*Stated exercise:* Transcribe the listing verbatim. Do not carry over any pictures.

*Chart and figure data:*
"""
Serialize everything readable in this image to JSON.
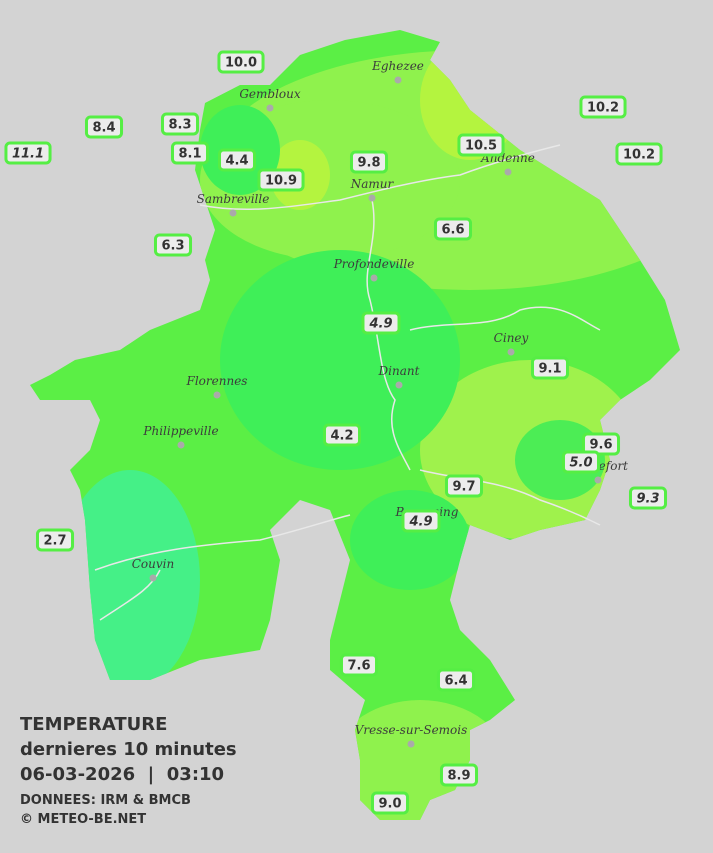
{
  "legend": {
    "title": "TEMPERATURE",
    "subtitle": "dernieres 10 minutes",
    "datetime": "06-03-2026  |  03:10",
    "source": "DONNEES: IRM & BMCB",
    "copyright": "© METEO-BE.NET"
  },
  "towns": [
    "Eghezee",
    "Gembloux",
    "Andenne",
    "Namur",
    "Sambreville",
    "Profondeville",
    "Ciney",
    "Dinant",
    "Florennes",
    "Philippeville",
    "Rochefort",
    "Beauraing",
    "Couvin",
    "Vresse-sur-Semois"
  ],
  "stations": [
    {
      "value": "10.0",
      "italic": false
    },
    {
      "value": "8.4",
      "italic": false
    },
    {
      "value": "8.3",
      "italic": false
    },
    {
      "value": "11.1",
      "italic": true
    },
    {
      "value": "8.1",
      "italic": false
    },
    {
      "value": "4.4",
      "italic": false
    },
    {
      "value": "10.9",
      "italic": false
    },
    {
      "value": "9.8",
      "italic": false
    },
    {
      "value": "10.5",
      "italic": false
    },
    {
      "value": "10.2",
      "italic": false
    },
    {
      "value": "10.2",
      "italic": false
    },
    {
      "value": "6.3",
      "italic": false
    },
    {
      "value": "6.6",
      "italic": false
    },
    {
      "value": "4.9",
      "italic": true
    },
    {
      "value": "9.1",
      "italic": false
    },
    {
      "value": "4.2",
      "italic": false
    },
    {
      "value": "9.6",
      "italic": false
    },
    {
      "value": "5.0",
      "italic": true
    },
    {
      "value": "9.3",
      "italic": true
    },
    {
      "value": "9.7",
      "italic": false
    },
    {
      "value": "4.9",
      "italic": true
    },
    {
      "value": "2.7",
      "italic": false
    },
    {
      "value": "7.6",
      "italic": false
    },
    {
      "value": "6.4",
      "italic": false
    },
    {
      "value": "8.9",
      "italic": false
    },
    {
      "value": "9.0",
      "italic": false
    }
  ]
}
"""
*Problem solution:*
Serialize everything readable in this image to JSON.
{
  "legend": {
    "title": "TEMPERATURE",
    "subtitle": "dernieres 10 minutes",
    "datetime": "06-03-2026  |  03:10",
    "source": "DONNEES: IRM & BMCB",
    "copyright": "© METEO-BE.NET"
  },
  "towns": [
    "Eghezee",
    "Gembloux",
    "Andenne",
    "Namur",
    "Sambreville",
    "Profondeville",
    "Ciney",
    "Dinant",
    "Florennes",
    "Philippeville",
    "Rochefort",
    "Beauraing",
    "Couvin",
    "Vresse-sur-Semois"
  ],
  "stations": [
    {
      "value": "10.0",
      "italic": false
    },
    {
      "value": "8.4",
      "italic": false
    },
    {
      "value": "8.3",
      "italic": false
    },
    {
      "value": "11.1",
      "italic": true
    },
    {
      "value": "8.1",
      "italic": false
    },
    {
      "value": "4.4",
      "italic": false
    },
    {
      "value": "10.9",
      "italic": false
    },
    {
      "value": "9.8",
      "italic": false
    },
    {
      "value": "10.5",
      "italic": false
    },
    {
      "value": "10.2",
      "italic": false
    },
    {
      "value": "10.2",
      "italic": false
    },
    {
      "value": "6.3",
      "italic": false
    },
    {
      "value": "6.6",
      "italic": false
    },
    {
      "value": "4.9",
      "italic": true
    },
    {
      "value": "9.1",
      "italic": false
    },
    {
      "value": "4.2",
      "italic": false
    },
    {
      "value": "9.6",
      "italic": false
    },
    {
      "value": "5.0",
      "italic": true
    },
    {
      "value": "9.3",
      "italic": true
    },
    {
      "value": "9.7",
      "italic": false
    },
    {
      "value": "4.9",
      "italic": true
    },
    {
      "value": "2.7",
      "italic": false
    },
    {
      "value": "7.6",
      "italic": false
    },
    {
      "value": "6.4",
      "italic": false
    },
    {
      "value": "8.9",
      "italic": false
    },
    {
      "value": "9.0",
      "italic": false
    }
  ]
}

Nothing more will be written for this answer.